> **Your goal**:
Single out each line with the word "docs" and copy it.

▼

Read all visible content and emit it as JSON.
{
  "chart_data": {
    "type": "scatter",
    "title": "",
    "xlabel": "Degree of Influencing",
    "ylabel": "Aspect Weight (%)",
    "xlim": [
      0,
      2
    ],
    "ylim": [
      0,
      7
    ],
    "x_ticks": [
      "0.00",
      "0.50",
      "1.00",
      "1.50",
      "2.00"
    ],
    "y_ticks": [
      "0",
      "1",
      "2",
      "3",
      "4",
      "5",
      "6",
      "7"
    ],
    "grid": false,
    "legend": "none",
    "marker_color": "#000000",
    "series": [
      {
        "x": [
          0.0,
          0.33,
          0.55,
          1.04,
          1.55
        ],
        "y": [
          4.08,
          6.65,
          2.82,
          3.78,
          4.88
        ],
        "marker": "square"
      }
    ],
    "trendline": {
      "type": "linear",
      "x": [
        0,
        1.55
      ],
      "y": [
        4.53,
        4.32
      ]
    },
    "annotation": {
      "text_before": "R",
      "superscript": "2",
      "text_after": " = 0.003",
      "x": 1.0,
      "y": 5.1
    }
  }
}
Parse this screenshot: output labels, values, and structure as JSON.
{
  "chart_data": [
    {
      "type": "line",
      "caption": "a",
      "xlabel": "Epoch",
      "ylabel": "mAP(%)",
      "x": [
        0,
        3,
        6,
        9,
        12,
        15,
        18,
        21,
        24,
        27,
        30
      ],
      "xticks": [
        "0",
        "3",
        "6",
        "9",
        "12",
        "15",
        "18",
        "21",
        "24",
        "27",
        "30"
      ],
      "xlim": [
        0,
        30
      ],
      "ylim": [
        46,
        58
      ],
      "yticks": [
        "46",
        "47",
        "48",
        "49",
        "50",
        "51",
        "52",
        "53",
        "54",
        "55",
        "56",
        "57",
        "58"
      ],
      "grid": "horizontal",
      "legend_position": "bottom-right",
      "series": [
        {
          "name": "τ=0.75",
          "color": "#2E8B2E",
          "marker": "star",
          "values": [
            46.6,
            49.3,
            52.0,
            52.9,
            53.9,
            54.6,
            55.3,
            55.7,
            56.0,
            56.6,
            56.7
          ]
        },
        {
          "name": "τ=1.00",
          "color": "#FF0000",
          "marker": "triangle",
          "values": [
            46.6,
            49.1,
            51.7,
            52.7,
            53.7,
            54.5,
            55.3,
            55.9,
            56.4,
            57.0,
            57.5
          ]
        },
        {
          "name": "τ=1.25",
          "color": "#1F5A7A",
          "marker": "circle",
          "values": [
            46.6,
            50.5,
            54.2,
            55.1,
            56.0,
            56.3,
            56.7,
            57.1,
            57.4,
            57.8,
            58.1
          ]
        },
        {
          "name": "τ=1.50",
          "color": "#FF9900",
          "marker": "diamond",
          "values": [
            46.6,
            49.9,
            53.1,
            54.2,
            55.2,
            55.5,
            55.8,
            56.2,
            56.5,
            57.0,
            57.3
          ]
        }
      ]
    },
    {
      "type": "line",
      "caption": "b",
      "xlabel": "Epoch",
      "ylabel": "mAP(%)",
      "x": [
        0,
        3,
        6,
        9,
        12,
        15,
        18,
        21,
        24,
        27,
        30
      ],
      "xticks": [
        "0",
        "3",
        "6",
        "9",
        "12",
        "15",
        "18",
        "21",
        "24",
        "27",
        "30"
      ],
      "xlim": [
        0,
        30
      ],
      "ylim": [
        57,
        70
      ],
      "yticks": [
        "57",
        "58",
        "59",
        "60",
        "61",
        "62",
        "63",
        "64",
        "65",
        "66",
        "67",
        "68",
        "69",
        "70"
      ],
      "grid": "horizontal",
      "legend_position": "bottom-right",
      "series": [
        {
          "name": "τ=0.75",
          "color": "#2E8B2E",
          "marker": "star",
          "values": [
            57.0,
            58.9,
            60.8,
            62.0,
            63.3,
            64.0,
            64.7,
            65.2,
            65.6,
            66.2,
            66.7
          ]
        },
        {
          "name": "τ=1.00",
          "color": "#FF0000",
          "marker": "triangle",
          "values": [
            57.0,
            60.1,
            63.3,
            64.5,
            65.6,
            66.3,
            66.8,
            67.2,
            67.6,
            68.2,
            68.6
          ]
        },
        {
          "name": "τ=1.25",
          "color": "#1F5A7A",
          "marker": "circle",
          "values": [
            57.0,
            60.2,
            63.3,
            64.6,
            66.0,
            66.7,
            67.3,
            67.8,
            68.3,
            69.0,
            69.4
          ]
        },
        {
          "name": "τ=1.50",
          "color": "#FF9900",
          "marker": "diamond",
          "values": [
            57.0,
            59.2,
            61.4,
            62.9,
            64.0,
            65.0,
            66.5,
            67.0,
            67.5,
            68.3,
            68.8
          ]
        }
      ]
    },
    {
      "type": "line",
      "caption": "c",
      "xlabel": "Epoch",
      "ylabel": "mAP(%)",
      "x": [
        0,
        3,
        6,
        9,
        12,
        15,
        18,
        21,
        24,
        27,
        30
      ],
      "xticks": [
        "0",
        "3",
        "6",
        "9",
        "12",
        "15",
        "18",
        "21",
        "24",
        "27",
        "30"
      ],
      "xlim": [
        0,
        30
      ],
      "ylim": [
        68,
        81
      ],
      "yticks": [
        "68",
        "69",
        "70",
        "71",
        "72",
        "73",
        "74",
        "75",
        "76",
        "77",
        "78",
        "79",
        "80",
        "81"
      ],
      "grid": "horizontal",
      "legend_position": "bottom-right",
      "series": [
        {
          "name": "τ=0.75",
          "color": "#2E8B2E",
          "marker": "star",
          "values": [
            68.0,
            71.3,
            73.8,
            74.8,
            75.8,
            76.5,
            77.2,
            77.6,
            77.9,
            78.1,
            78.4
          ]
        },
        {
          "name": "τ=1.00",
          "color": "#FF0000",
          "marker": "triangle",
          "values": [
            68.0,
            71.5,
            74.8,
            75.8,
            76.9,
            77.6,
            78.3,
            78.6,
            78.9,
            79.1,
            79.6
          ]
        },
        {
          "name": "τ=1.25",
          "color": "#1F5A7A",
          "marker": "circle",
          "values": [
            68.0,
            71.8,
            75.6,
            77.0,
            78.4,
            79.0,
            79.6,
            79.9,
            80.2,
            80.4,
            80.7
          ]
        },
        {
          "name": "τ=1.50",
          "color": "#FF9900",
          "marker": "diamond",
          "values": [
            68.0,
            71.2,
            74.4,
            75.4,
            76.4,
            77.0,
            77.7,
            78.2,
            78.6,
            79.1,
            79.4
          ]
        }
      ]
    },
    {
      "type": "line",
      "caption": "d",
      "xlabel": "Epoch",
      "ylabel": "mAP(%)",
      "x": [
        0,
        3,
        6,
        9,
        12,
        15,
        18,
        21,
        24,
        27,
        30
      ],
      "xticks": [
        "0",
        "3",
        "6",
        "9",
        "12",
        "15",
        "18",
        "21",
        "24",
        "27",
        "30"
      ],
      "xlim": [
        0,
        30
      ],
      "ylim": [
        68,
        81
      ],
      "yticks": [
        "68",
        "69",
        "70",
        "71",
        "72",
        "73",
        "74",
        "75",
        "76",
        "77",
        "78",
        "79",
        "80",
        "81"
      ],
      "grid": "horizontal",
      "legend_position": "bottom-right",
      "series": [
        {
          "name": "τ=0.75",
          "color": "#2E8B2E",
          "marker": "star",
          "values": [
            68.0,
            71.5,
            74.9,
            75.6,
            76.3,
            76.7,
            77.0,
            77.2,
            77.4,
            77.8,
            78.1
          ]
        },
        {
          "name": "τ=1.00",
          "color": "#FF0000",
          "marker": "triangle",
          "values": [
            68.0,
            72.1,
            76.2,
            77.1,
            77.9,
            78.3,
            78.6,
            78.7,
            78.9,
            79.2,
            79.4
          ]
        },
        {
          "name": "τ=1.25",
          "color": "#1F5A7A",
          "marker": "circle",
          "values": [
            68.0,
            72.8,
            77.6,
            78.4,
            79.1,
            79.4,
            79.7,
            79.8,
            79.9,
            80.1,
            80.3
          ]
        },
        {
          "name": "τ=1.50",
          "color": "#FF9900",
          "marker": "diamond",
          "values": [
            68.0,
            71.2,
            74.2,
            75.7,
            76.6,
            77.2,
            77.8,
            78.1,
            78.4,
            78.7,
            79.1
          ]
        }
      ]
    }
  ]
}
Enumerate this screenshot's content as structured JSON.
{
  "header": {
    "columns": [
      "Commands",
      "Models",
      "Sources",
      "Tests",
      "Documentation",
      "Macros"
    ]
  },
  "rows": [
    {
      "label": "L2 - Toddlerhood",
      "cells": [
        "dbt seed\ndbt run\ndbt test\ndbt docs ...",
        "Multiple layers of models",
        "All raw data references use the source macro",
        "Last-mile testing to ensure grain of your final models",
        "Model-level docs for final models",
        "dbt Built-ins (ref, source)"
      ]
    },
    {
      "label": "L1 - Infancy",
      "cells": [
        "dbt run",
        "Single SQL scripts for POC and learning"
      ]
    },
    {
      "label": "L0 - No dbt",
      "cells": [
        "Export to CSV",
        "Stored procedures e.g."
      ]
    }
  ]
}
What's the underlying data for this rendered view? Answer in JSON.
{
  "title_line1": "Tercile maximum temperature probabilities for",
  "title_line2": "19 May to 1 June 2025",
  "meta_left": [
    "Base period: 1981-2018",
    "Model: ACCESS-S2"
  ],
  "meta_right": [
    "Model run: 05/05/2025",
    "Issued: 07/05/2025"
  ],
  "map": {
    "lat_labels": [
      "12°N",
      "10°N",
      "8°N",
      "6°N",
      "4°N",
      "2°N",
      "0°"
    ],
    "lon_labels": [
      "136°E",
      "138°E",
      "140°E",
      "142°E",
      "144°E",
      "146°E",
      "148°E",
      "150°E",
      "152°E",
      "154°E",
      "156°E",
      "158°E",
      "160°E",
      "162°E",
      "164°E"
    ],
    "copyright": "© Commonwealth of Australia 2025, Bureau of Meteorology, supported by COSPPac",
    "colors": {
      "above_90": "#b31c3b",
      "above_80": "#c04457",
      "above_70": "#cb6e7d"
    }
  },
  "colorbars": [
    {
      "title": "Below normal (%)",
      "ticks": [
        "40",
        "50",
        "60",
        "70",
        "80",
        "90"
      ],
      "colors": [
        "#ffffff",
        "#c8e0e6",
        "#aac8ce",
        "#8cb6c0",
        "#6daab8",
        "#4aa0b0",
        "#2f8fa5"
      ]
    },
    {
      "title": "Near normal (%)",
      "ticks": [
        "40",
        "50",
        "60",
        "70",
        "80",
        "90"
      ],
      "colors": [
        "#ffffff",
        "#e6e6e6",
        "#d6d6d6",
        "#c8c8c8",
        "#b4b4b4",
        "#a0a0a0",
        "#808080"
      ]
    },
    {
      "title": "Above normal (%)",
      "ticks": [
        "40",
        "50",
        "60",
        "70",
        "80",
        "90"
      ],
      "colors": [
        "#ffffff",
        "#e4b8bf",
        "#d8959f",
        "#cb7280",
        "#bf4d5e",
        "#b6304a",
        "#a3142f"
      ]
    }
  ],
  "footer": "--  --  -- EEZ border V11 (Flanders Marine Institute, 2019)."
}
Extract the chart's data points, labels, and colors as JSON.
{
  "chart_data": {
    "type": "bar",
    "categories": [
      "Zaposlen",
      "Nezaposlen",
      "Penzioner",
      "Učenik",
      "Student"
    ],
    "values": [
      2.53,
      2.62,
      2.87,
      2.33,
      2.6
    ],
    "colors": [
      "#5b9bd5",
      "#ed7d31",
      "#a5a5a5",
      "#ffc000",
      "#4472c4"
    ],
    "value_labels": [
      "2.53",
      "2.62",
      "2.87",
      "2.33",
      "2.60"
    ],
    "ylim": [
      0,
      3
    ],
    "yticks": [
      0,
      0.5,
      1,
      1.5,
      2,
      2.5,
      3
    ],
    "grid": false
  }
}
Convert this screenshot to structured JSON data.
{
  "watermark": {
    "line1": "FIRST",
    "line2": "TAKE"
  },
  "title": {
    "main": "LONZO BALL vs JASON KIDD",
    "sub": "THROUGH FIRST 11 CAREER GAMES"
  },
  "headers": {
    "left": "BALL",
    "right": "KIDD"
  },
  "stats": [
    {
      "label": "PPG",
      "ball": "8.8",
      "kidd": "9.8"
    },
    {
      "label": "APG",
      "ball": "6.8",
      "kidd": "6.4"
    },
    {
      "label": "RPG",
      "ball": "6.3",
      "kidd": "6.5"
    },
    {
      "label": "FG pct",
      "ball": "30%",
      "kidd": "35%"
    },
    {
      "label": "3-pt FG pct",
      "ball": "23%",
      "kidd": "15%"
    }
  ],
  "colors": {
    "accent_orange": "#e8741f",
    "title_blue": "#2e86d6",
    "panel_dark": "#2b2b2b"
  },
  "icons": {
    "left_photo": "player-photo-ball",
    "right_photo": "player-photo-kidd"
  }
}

▲

> **Right answer**:
        "dbt seed\ndbt run\ndbt test\ndbt docs ...",
        "Model-level docs for final models",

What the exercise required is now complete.